### ESTRATTO DEL DOCUMENTO
Le biografie di chi fu ucciso alle Fosse Ardeatine raccontano un Paese. E la Resistenza

«Che cosa sarà di noi? Questa è la tragica domanda che mi rivolgo». Così scrive dal carcere nazista di via Tasso in un biglietto clandestino alla moglie Giovanni Frignani, uno dei carabinieri che il 25 luglio 1943 avevano arrestato Mussolini. Dopo l’armistizio Frignani era entrato nella Resistenza, ma all’inizio del 1944 cadde nelle mani della Gestapo, fu più volte torturato e qualche giorno prima del suo quarantasettesimo compleanno, il 24 marzo 1944, ucciso alle Fosse Ardeatine.

### CONSEGNA DELL'ESERCIZIO
Riprendi il brano sulle vittime delle Fosse Ardeatine e continualo a partire dall'ultima frase. L'elenco non serve per svolgere il lavoro.

### Estratti da un insieme di annotazioni di impaginazione
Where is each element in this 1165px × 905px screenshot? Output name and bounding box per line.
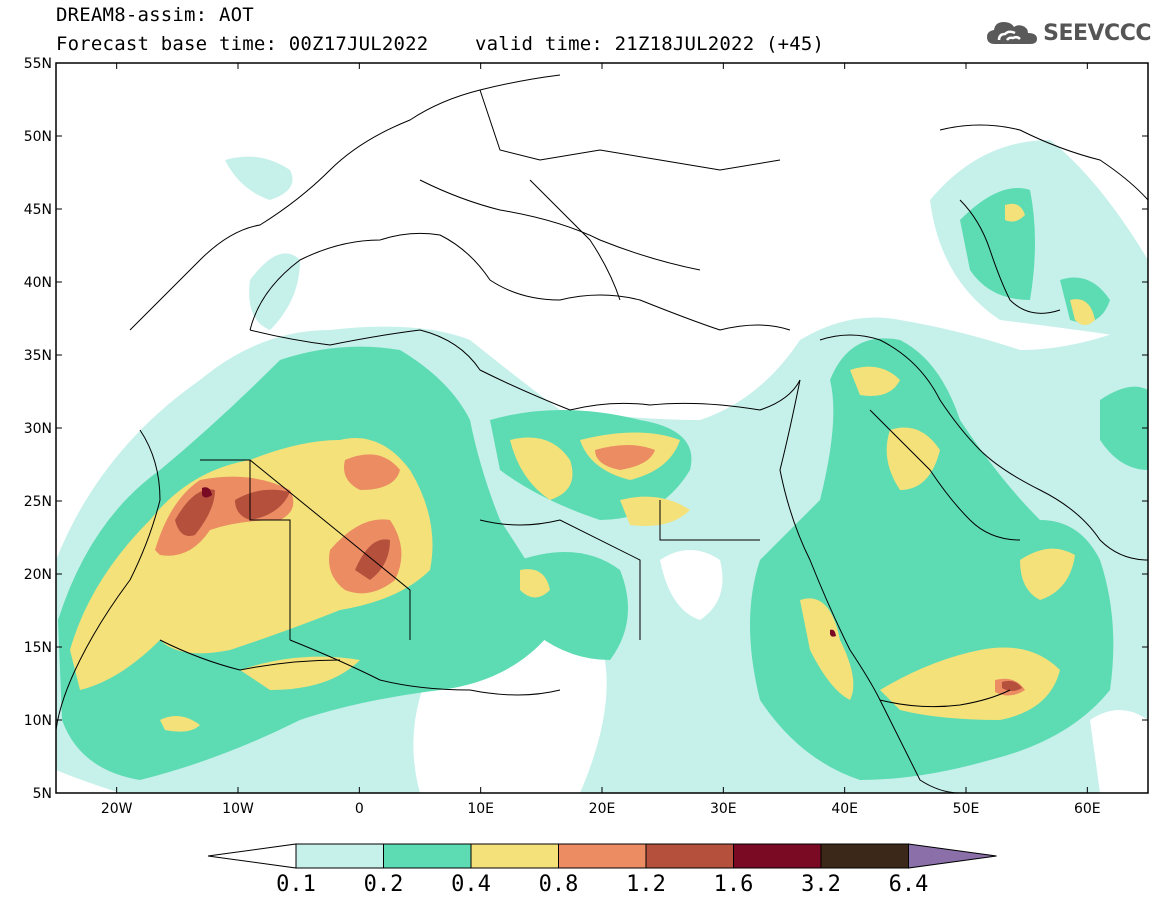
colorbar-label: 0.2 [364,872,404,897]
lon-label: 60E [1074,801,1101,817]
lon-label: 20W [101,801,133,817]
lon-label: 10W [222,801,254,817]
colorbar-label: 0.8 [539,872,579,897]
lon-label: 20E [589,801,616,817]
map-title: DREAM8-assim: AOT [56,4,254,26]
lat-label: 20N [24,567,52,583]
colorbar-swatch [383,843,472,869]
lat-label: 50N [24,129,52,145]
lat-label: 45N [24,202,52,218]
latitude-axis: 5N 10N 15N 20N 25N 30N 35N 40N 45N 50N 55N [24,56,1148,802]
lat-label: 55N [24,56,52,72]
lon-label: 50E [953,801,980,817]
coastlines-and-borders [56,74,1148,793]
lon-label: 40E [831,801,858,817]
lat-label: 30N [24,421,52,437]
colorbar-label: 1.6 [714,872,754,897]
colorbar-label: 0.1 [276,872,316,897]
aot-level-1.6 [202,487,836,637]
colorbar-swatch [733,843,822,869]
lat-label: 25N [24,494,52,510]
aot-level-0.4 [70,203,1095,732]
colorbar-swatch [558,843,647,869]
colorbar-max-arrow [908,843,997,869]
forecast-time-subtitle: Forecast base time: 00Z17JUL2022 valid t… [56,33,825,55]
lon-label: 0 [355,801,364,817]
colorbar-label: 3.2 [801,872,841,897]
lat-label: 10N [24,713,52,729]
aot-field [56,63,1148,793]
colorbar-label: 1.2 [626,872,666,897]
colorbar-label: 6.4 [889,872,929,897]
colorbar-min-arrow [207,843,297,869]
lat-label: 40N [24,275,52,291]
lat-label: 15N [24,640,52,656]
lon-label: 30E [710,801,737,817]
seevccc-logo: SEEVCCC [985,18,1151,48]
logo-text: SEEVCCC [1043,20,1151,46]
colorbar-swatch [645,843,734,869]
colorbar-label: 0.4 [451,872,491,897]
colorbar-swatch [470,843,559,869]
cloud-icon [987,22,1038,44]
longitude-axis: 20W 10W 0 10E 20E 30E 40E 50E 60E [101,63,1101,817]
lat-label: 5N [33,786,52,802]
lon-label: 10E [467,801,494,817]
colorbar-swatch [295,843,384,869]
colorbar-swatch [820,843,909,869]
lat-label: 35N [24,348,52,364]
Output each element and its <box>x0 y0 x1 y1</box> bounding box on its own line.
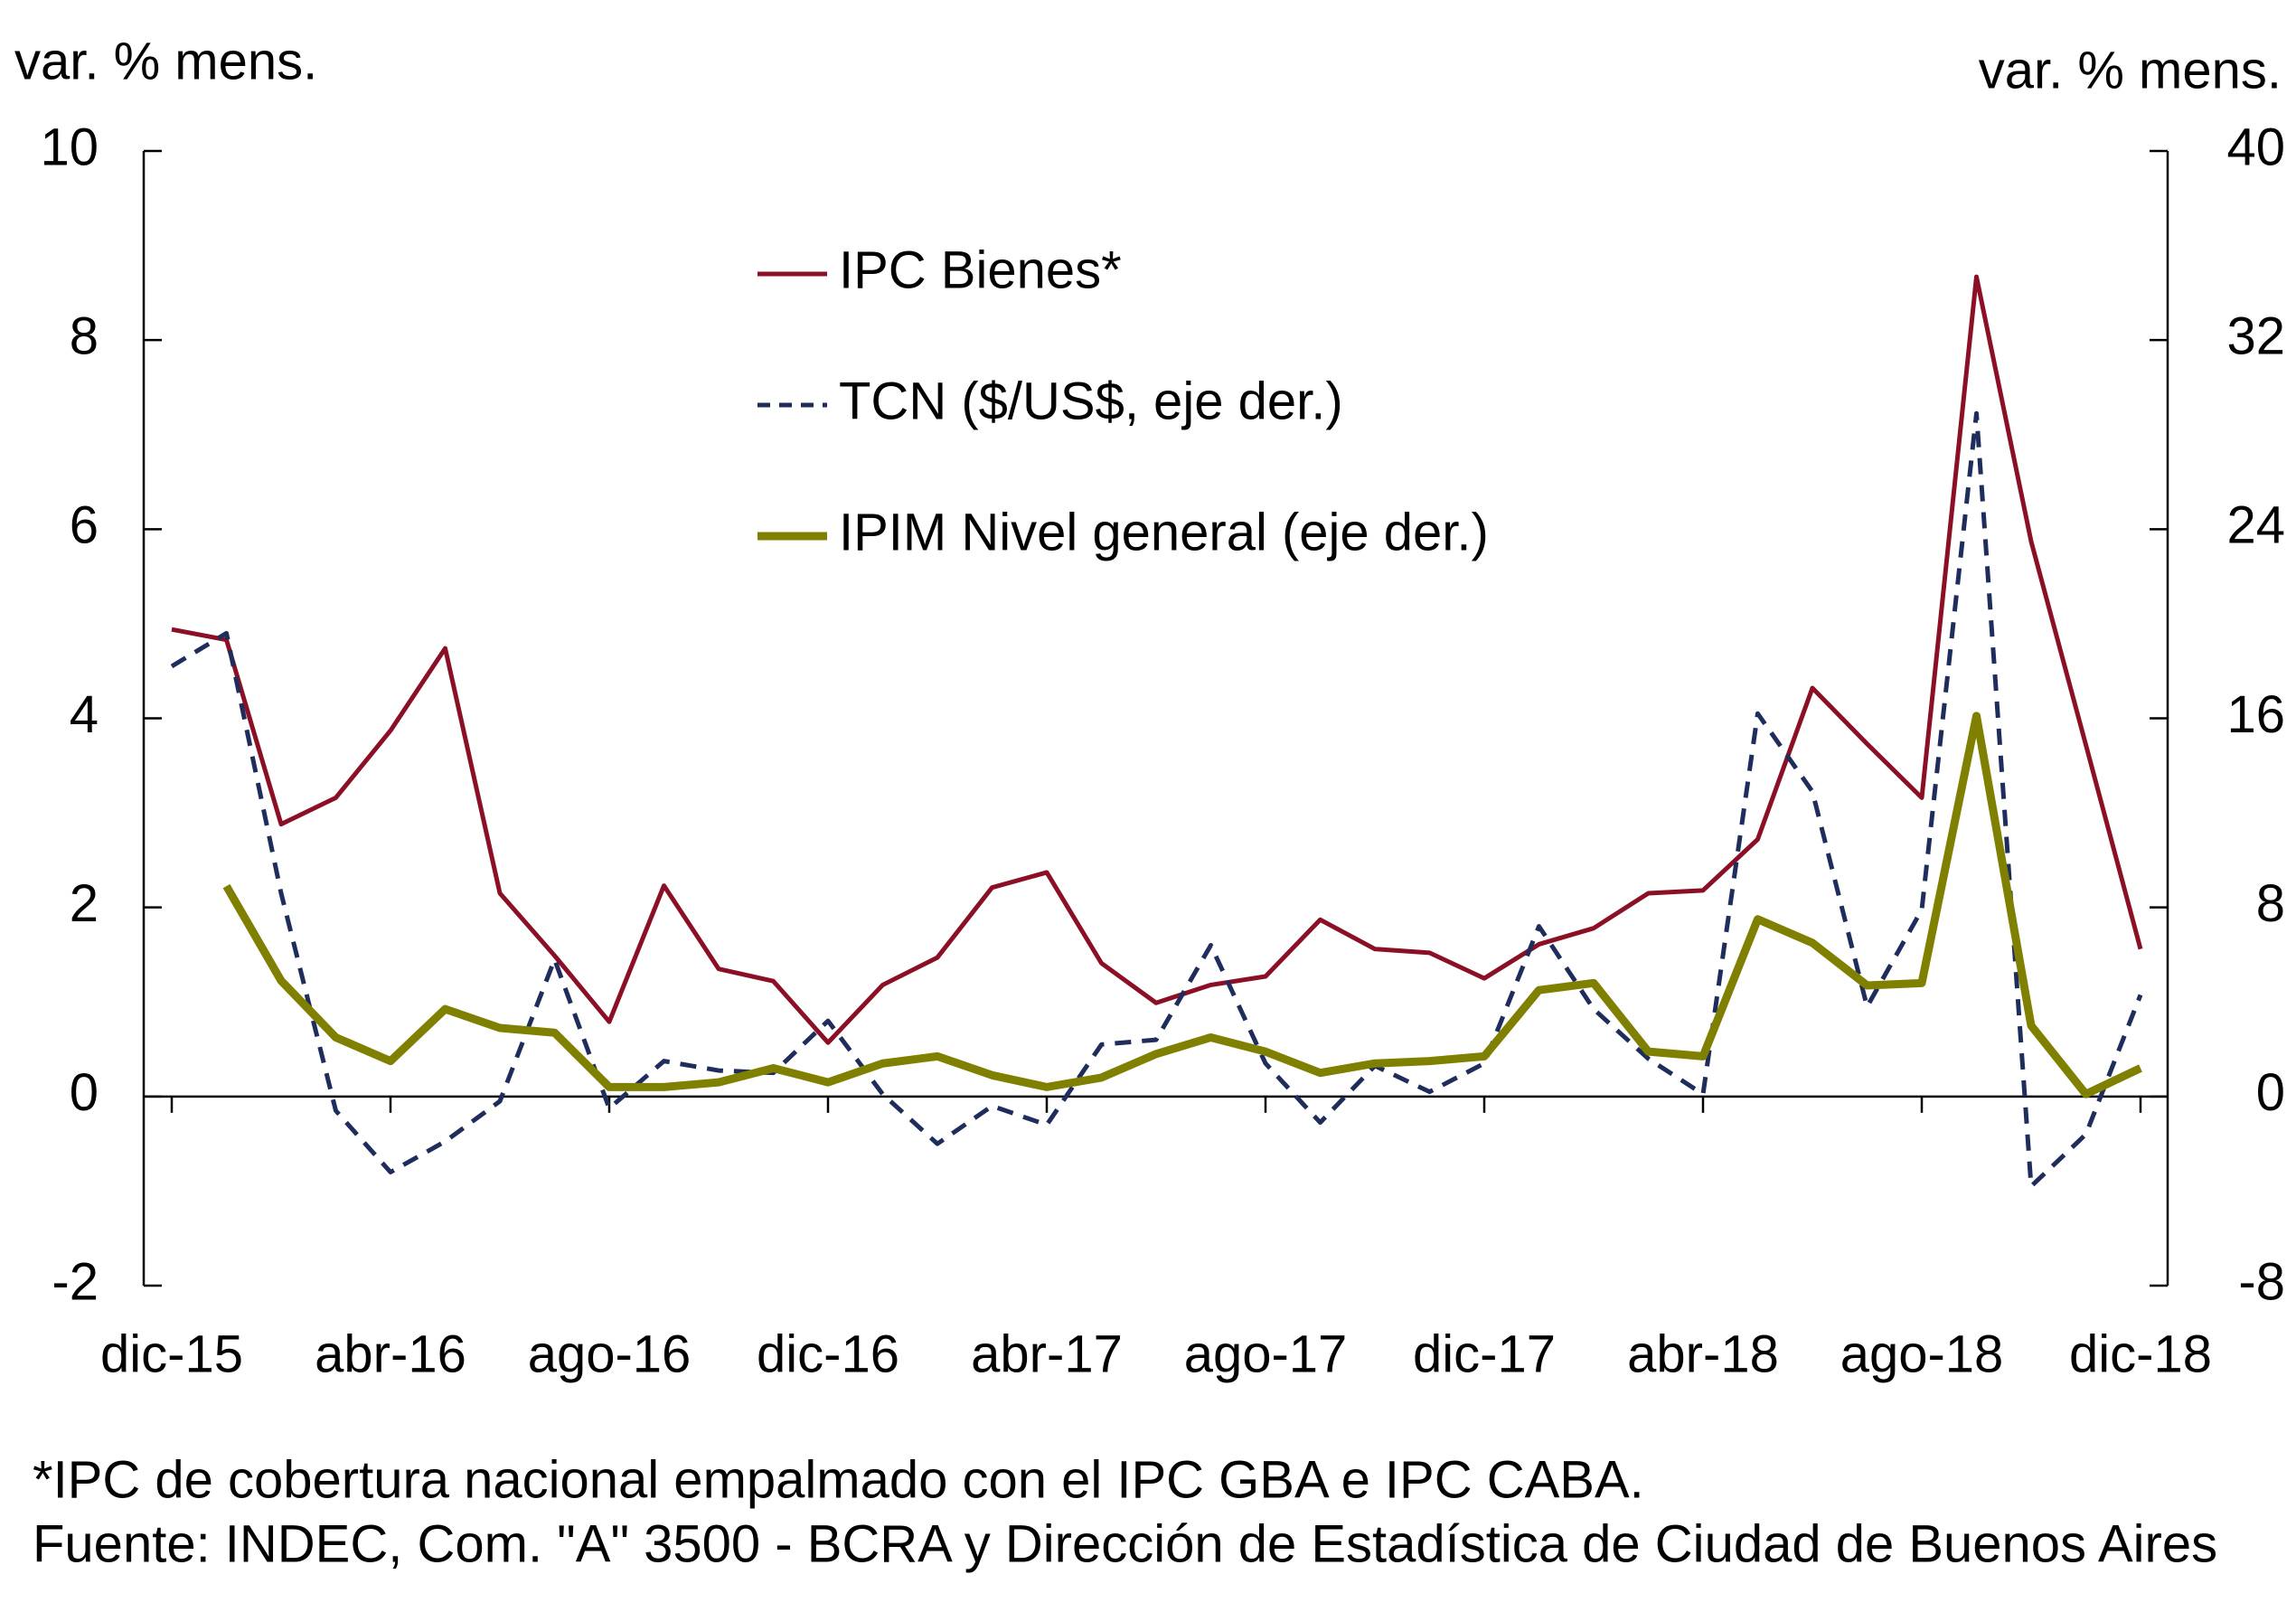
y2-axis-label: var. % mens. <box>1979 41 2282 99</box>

### RISPOSTA DI SEGUITO
In quella cava di pozzolana alle porte di Roma, all’inizio della fosca primavera del 1944, vengono uccise 335 persone. Una sequenza di colpi di pistola sparati alla testa, che fanno cadere le vittime sul cumulo dei cadaveri di coloro che le hanno precedute, nel buio umido e profondo di un anfratto di cui verrà fatto esplodere l’ingresso. È la più grande strage compiuta dai nazisti in un’area metropolitana, di cui tra qualche giorno ricorre l’ottantesimo anniversario. Ma nonostante la portata storica di quel tragico fatto, la vicenda personale di gran parte delle vittime si è persa nel tempo. Tre dei 335 martiri sono addirittura ancora ignoti. Molti altri sono poco più di un nome.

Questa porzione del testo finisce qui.